* [Directions for this task]
Scan the entries below and extract each line with the word "mere" in it.

* [Given records]
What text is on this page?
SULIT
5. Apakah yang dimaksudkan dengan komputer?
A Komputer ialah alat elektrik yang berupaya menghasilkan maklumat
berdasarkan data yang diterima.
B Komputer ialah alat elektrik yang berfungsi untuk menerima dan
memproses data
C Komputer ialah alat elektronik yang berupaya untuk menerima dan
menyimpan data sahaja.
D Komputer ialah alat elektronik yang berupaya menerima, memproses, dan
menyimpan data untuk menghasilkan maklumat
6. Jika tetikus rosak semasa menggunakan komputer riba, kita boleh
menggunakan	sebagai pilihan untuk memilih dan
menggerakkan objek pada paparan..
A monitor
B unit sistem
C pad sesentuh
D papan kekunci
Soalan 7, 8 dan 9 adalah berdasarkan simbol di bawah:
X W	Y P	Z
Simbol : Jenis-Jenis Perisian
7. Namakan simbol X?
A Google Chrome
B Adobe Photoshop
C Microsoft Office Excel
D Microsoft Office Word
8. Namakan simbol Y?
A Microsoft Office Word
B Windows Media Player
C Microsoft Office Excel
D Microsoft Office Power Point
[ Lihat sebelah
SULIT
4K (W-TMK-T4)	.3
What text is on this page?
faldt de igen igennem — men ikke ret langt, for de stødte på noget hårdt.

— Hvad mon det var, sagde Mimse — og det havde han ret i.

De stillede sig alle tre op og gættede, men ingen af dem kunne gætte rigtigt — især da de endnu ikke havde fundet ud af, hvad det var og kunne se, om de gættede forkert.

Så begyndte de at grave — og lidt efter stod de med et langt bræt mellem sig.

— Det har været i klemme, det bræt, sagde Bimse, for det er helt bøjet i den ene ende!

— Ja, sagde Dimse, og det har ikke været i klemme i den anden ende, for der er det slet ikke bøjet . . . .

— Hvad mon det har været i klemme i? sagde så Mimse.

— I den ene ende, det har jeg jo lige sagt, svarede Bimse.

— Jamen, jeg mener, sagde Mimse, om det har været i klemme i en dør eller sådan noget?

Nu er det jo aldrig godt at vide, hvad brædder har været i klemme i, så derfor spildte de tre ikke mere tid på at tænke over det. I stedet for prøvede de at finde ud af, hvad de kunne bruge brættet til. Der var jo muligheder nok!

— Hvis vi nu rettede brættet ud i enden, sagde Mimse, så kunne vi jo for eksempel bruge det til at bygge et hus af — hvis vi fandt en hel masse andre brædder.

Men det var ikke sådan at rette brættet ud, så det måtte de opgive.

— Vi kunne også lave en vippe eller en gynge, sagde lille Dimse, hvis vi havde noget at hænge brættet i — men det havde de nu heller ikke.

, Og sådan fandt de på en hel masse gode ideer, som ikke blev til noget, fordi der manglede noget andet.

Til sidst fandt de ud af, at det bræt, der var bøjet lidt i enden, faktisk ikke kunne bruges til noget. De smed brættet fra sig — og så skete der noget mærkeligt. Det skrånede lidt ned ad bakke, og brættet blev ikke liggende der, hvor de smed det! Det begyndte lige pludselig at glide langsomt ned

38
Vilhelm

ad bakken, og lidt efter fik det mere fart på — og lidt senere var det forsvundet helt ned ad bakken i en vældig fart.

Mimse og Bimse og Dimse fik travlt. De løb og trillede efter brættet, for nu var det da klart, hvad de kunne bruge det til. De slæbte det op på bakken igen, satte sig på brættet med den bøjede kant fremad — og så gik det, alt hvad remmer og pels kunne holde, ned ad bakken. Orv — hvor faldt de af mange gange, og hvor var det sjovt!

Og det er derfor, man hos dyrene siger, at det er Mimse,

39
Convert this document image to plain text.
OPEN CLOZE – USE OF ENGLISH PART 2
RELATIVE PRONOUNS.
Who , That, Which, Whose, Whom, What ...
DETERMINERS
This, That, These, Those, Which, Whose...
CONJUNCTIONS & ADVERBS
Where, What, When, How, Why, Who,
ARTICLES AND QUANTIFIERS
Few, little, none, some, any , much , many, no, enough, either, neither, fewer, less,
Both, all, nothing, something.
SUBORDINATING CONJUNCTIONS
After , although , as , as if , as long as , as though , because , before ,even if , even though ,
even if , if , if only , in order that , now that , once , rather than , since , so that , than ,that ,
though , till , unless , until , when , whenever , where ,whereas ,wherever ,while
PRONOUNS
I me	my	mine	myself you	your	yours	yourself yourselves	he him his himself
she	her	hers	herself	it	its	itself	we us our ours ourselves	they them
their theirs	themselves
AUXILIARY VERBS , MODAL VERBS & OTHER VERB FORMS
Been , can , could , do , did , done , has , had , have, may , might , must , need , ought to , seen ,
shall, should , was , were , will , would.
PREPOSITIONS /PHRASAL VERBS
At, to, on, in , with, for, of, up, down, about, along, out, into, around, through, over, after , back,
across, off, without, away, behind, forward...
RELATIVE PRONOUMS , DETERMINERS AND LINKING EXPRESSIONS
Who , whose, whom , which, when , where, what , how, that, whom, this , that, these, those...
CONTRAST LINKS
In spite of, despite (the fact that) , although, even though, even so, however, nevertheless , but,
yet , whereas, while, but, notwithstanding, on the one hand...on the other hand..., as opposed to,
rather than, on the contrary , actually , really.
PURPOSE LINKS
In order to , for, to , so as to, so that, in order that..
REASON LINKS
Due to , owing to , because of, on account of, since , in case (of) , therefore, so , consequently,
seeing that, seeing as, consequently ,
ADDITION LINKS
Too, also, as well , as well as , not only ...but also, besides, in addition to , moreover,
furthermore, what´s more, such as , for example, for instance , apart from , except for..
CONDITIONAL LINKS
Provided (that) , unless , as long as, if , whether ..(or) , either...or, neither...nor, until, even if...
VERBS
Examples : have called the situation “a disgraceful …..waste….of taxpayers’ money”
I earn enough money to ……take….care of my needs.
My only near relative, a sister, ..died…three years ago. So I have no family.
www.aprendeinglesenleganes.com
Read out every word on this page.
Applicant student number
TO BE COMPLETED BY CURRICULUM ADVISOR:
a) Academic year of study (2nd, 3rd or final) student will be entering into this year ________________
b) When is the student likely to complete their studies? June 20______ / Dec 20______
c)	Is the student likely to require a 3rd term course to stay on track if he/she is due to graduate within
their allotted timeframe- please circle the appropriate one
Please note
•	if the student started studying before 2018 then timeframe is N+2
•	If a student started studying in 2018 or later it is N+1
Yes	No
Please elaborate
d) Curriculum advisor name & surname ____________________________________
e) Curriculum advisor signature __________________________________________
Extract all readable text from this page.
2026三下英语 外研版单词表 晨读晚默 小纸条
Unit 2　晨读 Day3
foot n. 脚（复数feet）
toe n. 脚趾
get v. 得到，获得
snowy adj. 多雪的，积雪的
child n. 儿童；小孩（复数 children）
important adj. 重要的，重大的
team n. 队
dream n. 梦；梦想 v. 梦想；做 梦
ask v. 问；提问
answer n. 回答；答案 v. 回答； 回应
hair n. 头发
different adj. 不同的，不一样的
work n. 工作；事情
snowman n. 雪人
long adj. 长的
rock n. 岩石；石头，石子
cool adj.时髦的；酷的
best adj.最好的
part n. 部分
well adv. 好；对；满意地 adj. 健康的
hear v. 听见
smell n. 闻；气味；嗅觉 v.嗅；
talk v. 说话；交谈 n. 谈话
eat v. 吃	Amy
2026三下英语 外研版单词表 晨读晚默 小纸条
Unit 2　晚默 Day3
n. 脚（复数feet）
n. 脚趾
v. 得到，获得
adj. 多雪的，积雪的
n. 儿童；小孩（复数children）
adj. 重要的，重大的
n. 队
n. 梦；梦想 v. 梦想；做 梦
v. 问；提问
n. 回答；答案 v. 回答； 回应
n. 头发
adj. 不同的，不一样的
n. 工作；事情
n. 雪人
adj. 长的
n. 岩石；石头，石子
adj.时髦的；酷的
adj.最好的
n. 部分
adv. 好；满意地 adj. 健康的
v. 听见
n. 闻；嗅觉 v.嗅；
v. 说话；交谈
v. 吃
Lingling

* [Written answer]
Nu er det jo aldrig godt at vide, hvad brædder har været i klemme i, så derfor spildte de tre ikke mere tid på at tænke over det. I stedet for prøvede de at finde ud af, hvad de kunne bruge brættet til. Der var jo muligheder nok!
ad bakken, og lidt efter fik det mere fart på — og lidt senere var det forsvundet helt ned ad bakken i en vældig fart.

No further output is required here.